▶ [WRITTEN REQUEST] Each entry has to be copied exactly, with nothing missed.

▶ [DATASET CONTENT]
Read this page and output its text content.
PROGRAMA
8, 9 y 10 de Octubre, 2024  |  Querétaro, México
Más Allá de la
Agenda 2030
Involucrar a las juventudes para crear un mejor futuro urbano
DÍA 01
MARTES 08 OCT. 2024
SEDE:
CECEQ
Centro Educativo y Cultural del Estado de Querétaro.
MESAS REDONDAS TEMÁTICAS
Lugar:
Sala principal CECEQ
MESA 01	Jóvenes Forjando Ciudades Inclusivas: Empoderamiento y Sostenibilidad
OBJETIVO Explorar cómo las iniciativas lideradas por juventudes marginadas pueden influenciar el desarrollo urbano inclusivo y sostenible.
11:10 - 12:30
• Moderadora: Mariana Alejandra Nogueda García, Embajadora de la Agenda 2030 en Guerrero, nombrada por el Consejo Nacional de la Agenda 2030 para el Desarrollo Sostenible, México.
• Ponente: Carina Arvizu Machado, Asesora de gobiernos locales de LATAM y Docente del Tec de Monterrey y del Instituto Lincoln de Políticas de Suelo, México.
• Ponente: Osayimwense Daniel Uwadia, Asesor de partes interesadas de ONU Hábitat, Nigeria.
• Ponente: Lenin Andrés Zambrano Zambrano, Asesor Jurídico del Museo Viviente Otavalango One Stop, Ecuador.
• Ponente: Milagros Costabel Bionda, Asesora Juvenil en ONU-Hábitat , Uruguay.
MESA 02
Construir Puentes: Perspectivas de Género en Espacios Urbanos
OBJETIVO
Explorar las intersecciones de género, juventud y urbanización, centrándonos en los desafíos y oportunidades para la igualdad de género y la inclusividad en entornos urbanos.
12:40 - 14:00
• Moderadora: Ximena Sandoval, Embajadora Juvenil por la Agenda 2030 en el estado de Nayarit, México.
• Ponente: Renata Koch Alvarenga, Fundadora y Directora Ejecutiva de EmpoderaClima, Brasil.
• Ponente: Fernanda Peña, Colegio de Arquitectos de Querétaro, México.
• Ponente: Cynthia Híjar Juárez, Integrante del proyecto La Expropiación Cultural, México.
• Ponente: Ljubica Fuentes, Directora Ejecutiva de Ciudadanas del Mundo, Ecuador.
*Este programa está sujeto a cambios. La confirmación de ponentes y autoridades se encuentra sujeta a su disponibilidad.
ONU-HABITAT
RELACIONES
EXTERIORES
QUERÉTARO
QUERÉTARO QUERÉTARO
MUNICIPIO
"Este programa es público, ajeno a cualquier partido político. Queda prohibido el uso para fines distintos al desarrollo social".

▶ [PROBLEM SOLUTION]
Read this page and output its text content.
PROGRAMA
8, 9 y 10 de Octubre, 2024  |  Querétaro, México
Más Allá de la
Agenda 2030
Involucrar a las juventudes para crear un mejor futuro urbano
DÍA 01
MARTES 08 OCT. 2024
SEDE:
CECEQ
Centro Educativo y Cultural del Estado de Querétaro.
MESAS REDONDAS TEMÁTICAS
Lugar:
Sala principal CECEQ
MESA 01	Jóvenes Forjando Ciudades Inclusivas: Empoderamiento y Sostenibilidad
OBJETIVO Explorar cómo las iniciativas lideradas por juventudes marginadas pueden influenciar el desarrollo urbano inclusivo y sostenible.
11:10 - 12:30
• Moderadora: Mariana Alejandra Nogueda García, Embajadora de la Agenda 2030 en Guerrero, nombrada por el Consejo Nacional de la Agenda 2030 para el Desarrollo Sostenible, México.
• Ponente: Carina Arvizu Machado, Asesora de gobiernos locales de LATAM y Docente del Tec de Monterrey y del Instituto Lincoln de Políticas de Suelo, México.
• Ponente: Osayimwense Daniel Uwadia, Asesor de partes interesadas de ONU Hábitat, Nigeria.
• Ponente: Lenin Andrés Zambrano Zambrano, Asesor Jurídico del Museo Viviente Otavalango One Stop, Ecuador.
• Ponente: Milagros Costabel Bionda, Asesora Juvenil en ONU-Hábitat , Uruguay.
MESA 02
Construir Puentes: Perspectivas de Género en Espacios Urbanos
OBJETIVO
Explorar las intersecciones de género, juventud y urbanización, centrándonos en los desafíos y oportunidades para la igualdad de género y la inclusividad en entornos urbanos.
12:40 - 14:00
• Moderadora: Ximena Sandoval, Embajadora Juvenil por la Agenda 2030 en el estado de Nayarit, México.
• Ponente: Renata Koch Alvarenga, Fundadora y Directora Ejecutiva de EmpoderaClima, Brasil.
• Ponente: Fernanda Peña, Colegio de Arquitectos de Querétaro, México.
• Ponente: Cynthia Híjar Juárez, Integrante del proyecto La Expropiación Cultural, México.
• Ponente: Ljubica Fuentes, Directora Ejecutiva de Ciudadanas del Mundo, Ecuador.
*Este programa está sujeto a cambios. La confirmación de ponentes y autoridades se encuentra sujeta a su disponibilidad.
ONU-HABITAT
RELACIONES
EXTERIORES
QUERÉTARO
QUERÉTARO QUERÉTARO
MUNICIPIO
"Este programa es público, ajeno a cualquier partido político. Queda prohibido el uso para fines distintos al desarrollo social".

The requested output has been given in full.